** START TASK DATA **
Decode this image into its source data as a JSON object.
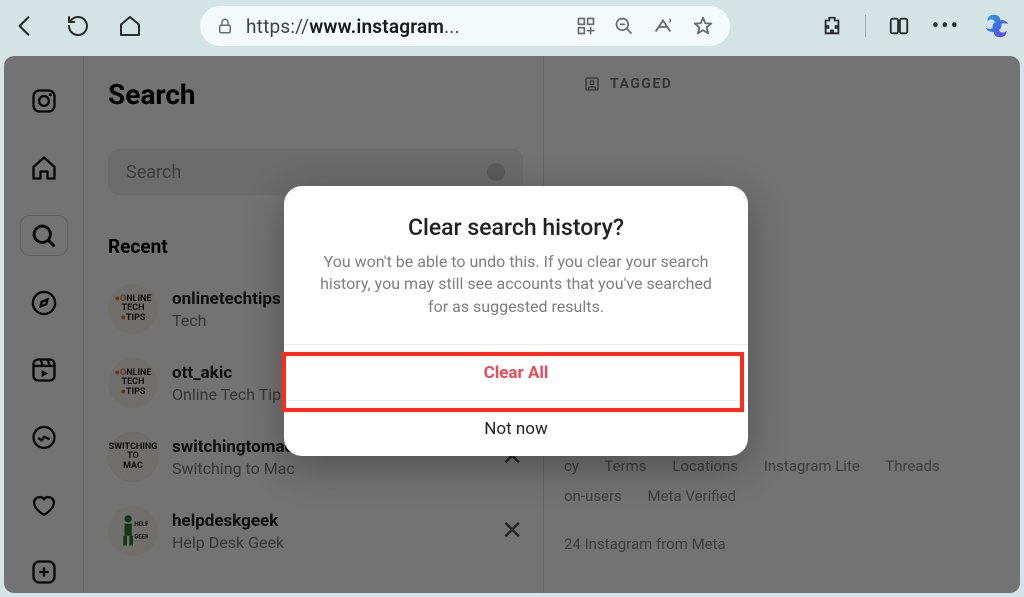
{
  "browser": {
    "url_prefix": "https://",
    "url_host": "www.instagram",
    "url_suffix": "..."
  },
  "sidebar": {
    "items": [
      "instagram-logo",
      "home",
      "search",
      "explore",
      "reels",
      "messages",
      "notifications",
      "create"
    ]
  },
  "search_panel": {
    "title": "Search",
    "placeholder": "Search",
    "recent_label": "Recent",
    "recent": [
      {
        "username": "onlinetechtips",
        "subtitle": "Tech",
        "avatar_style": "ott"
      },
      {
        "username": "ott_akic",
        "subtitle": "Online Tech Tips",
        "avatar_style": "ott"
      },
      {
        "username": "switchingtomac",
        "subtitle": "Switching to Mac",
        "avatar_style": "stm"
      },
      {
        "username": "helpdeskgeek",
        "subtitle": "Help Desk Geek",
        "avatar_style": "hdg"
      }
    ]
  },
  "rightcol": {
    "tagged_label": "TAGGED",
    "footer_links": [
      "cy",
      "Terms",
      "Locations",
      "Instagram Lite",
      "Threads",
      "on-users",
      "Meta Verified"
    ],
    "footer_meta": "24 Instagram from Meta"
  },
  "modal": {
    "title": "Clear search history?",
    "body": "You won't be able to undo this. If you clear your search history, you may still see accounts that you've searched for as suggested results.",
    "clear_label": "Clear All",
    "notnow_label": "Not now"
  }
}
** END TASK DATA **
» **GIVEN REQUEST**
Each line that holds the word "username" should be extracted from the records.

» **SOLUTION TO THE PROBLEM**
        "username": "onlinetechtips",
        "username": "ott_akic",
        "username": "switchingtomac",
        "username": "helpdeskgeek",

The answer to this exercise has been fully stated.